Exercise goal: Return the material below in full and exactly.

Input material:
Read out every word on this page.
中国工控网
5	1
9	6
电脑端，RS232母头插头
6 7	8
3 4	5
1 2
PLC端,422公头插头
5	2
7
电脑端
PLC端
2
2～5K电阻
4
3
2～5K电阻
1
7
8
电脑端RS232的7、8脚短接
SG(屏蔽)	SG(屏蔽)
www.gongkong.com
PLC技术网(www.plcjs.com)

The reply:
Read out every word on this page.
中国工控网
5	1
9	6
电脑端，RS232母头插头
6 7	8
3 4	5
1 2
PLC端,422公头插头
5	2
7
电脑端
PLC端
2
2～5K电阻
4
3
2～5K电阻
1
7
8
电脑端RS232的7、8脚短接
SG(屏蔽)	SG(屏蔽)
www.gongkong.com
PLC技术网(www.plcjs.com)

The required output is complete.